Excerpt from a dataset
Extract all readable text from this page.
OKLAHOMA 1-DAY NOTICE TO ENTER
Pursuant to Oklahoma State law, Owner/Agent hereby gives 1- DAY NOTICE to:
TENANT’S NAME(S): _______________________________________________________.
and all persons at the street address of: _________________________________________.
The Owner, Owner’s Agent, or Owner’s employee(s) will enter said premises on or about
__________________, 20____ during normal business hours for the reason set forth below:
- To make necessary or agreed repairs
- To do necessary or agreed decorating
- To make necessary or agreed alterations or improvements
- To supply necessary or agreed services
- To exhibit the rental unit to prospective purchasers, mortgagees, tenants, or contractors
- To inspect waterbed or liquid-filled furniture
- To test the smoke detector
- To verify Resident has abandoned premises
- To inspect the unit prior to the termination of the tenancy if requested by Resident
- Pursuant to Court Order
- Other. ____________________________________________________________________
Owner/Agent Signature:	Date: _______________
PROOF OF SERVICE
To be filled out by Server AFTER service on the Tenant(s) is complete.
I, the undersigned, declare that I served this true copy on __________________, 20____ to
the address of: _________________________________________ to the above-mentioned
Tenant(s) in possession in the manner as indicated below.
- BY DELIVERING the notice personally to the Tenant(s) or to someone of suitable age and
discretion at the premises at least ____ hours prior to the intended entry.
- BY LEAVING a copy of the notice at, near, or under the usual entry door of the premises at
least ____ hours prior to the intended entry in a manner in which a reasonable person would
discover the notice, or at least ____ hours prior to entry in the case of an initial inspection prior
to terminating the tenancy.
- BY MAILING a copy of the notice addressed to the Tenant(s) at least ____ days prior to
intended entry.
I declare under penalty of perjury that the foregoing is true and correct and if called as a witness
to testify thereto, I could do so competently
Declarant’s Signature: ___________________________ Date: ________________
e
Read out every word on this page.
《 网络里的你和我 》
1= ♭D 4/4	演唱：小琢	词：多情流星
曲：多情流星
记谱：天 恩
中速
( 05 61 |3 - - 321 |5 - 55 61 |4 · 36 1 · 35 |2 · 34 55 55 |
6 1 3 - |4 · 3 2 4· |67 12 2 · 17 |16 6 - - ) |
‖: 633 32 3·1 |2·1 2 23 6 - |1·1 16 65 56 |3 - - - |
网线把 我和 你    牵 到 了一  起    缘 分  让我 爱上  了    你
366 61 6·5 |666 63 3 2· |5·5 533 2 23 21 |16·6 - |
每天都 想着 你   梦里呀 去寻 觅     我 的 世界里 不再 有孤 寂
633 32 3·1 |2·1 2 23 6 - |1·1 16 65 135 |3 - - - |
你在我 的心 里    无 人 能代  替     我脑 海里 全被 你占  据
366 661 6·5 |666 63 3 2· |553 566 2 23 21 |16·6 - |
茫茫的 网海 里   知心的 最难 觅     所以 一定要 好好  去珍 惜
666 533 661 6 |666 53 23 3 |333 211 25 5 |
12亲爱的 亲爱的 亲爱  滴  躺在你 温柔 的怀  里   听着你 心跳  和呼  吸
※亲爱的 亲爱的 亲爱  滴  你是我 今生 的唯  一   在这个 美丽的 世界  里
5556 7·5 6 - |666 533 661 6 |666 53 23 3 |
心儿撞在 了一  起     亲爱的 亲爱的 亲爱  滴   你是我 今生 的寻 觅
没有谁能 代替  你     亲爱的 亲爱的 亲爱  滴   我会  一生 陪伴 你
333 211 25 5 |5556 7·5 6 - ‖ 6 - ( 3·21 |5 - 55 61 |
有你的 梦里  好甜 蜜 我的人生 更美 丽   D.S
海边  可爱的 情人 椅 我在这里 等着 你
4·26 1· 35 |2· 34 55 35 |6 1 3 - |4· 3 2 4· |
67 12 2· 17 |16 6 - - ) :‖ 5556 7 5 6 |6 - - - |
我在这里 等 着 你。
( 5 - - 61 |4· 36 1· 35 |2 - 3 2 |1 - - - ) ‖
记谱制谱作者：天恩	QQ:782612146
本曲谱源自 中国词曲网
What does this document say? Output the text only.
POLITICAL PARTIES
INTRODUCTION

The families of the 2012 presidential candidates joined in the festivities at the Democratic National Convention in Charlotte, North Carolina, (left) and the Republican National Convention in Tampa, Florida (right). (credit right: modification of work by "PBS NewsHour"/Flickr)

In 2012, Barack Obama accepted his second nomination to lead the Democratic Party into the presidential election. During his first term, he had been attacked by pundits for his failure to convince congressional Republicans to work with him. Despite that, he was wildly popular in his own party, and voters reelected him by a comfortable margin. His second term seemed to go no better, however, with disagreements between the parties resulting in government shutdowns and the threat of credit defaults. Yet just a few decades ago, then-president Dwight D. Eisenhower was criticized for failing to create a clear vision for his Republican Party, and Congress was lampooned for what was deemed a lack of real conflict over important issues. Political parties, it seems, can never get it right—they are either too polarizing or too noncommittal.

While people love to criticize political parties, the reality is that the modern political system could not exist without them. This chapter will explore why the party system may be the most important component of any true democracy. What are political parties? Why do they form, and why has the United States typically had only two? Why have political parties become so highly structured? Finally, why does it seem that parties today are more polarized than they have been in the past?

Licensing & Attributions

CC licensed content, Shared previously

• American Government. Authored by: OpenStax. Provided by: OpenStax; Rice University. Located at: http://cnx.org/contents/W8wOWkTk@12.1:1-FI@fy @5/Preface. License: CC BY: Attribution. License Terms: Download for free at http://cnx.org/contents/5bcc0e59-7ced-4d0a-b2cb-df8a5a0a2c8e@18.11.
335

### YOUR INSTRUCTIONS
Exactly reproduce the material above.

### CORRECT OUTPUT
Extract all readable text from this page.
OKLAHOMA 1-DAY NOTICE TO ENTER
Pursuant to Oklahoma State law, Owner/Agent hereby gives 1- DAY NOTICE to:
TENANT’S NAME(S): _______________________________________________________.
and all persons at the street address of: _________________________________________.
The Owner, Owner’s Agent, or Owner’s employee(s) will enter said premises on or about
__________________, 20____ during normal business hours for the reason set forth below:
- To make necessary or agreed repairs
- To do necessary or agreed decorating
- To make necessary or agreed alterations or improvements
- To supply necessary or agreed services
- To exhibit the rental unit to prospective purchasers, mortgagees, tenants, or contractors
- To inspect waterbed or liquid-filled furniture
- To test the smoke detector
- To verify Resident has abandoned premises
- To inspect the unit prior to the termination of the tenancy if requested by Resident
- Pursuant to Court Order
- Other. ____________________________________________________________________
Owner/Agent Signature:	Date: _______________
PROOF OF SERVICE
To be filled out by Server AFTER service on the Tenant(s) is complete.
I, the undersigned, declare that I served this true copy on __________________, 20____ to
the address of: _________________________________________ to the above-mentioned
Tenant(s) in possession in the manner as indicated below.
- BY DELIVERING the notice personally to the Tenant(s) or to someone of suitable age and
discretion at the premises at least ____ hours prior to the intended entry.
- BY LEAVING a copy of the notice at, near, or under the usual entry door of the premises at
least ____ hours prior to the intended entry in a manner in which a reasonable person would
discover the notice, or at least ____ hours prior to entry in the case of an initial inspection prior
to terminating the tenancy.
- BY MAILING a copy of the notice addressed to the Tenant(s) at least ____ days prior to
intended entry.
I declare under penalty of perjury that the foregoing is true and correct and if called as a witness
to testify thereto, I could do so competently
Declarant’s Signature: ___________________________ Date: ________________
e
Read out every word on this page.
《 网络里的你和我 》
1= ♭D 4/4	演唱：小琢	词：多情流星
曲：多情流星
记谱：天 恩
中速
( 05 61 |3 - - 321 |5 - 55 61 |4 · 36 1 · 35 |2 · 34 55 55 |
6 1 3 - |4 · 3 2 4· |67 12 2 · 17 |16 6 - - ) |
‖: 633 32 3·1 |2·1 2 23 6 - |1·1 16 65 56 |3 - - - |
网线把 我和 你    牵 到 了一  起    缘 分  让我 爱上  了    你
366 61 6·5 |666 63 3 2· |5·5 533 2 23 21 |16·6 - |
每天都 想着 你   梦里呀 去寻 觅     我 的 世界里 不再 有孤 寂
633 32 3·1 |2·1 2 23 6 - |1·1 16 65 135 |3 - - - |
你在我 的心 里    无 人 能代  替     我脑 海里 全被 你占  据
366 661 6·5 |666 63 3 2· |553 566 2 23 21 |16·6 - |
茫茫的 网海 里   知心的 最难 觅     所以 一定要 好好  去珍 惜
666 533 661 6 |666 53 23 3 |333 211 25 5 |
12亲爱的 亲爱的 亲爱  滴  躺在你 温柔 的怀  里   听着你 心跳  和呼  吸
※亲爱的 亲爱的 亲爱  滴  你是我 今生 的唯  一   在这个 美丽的 世界  里
5556 7·5 6 - |666 533 661 6 |666 53 23 3 |
心儿撞在 了一  起     亲爱的 亲爱的 亲爱  滴   你是我 今生 的寻 觅
没有谁能 代替  你     亲爱的 亲爱的 亲爱  滴   我会  一生 陪伴 你
333 211 25 5 |5556 7·5 6 - ‖ 6 - ( 3·21 |5 - 55 61 |
有你的 梦里  好甜 蜜 我的人生 更美 丽   D.S
海边  可爱的 情人 椅 我在这里 等着 你
4·26 1· 35 |2· 34 55 35 |6 1 3 - |4· 3 2 4· |
67 12 2· 17 |16 6 - - ) :‖ 5556 7 5 6 |6 - - - |
我在这里 等 着 你。
( 5 - - 61 |4· 36 1· 35 |2 - 3 2 |1 - - - ) ‖
记谱制谱作者：天恩	QQ:782612146
本曲谱源自 中国词曲网
What does this document say? Output the text only.
POLITICAL PARTIES
INTRODUCTION

The families of the 2012 presidential candidates joined in the festivities at the Democratic National Convention in Charlotte, North Carolina, (left) and the Republican National Convention in Tampa, Florida (right). (credit right: modification of work by "PBS NewsHour"/Flickr)

In 2012, Barack Obama accepted his second nomination to lead the Democratic Party into the presidential election. During his first term, he had been attacked by pundits for his failure to convince congressional Republicans to work with him. Despite that, he was wildly popular in his own party, and voters reelected him by a comfortable margin. His second term seemed to go no better, however, with disagreements between the parties resulting in government shutdowns and the threat of credit defaults. Yet just a few decades ago, then-president Dwight D. Eisenhower was criticized for failing to create a clear vision for his Republican Party, and Congress was lampooned for what was deemed a lack of real conflict over important issues. Political parties, it seems, can never get it right—they are either too polarizing or too noncommittal.

While people love to criticize political parties, the reality is that the modern political system could not exist without them. This chapter will explore why the party system may be the most important component of any true democracy. What are political parties? Why do they form, and why has the United States typically had only two? Why have political parties become so highly structured? Finally, why does it seem that parties today are more polarized than they have been in the past?

Licensing & Attributions

CC licensed content, Shared previously

• American Government. Authored by: OpenStax. Provided by: OpenStax; Rice University. Located at: http://cnx.org/contents/W8wOWkTk@12.1:1-FI@fy @5/Preface. License: CC BY: Attribution. License Terms: Download for free at http://cnx.org/contents/5bcc0e59-7ced-4d0a-b2cb-df8a5a0a2c8e@18.11.
335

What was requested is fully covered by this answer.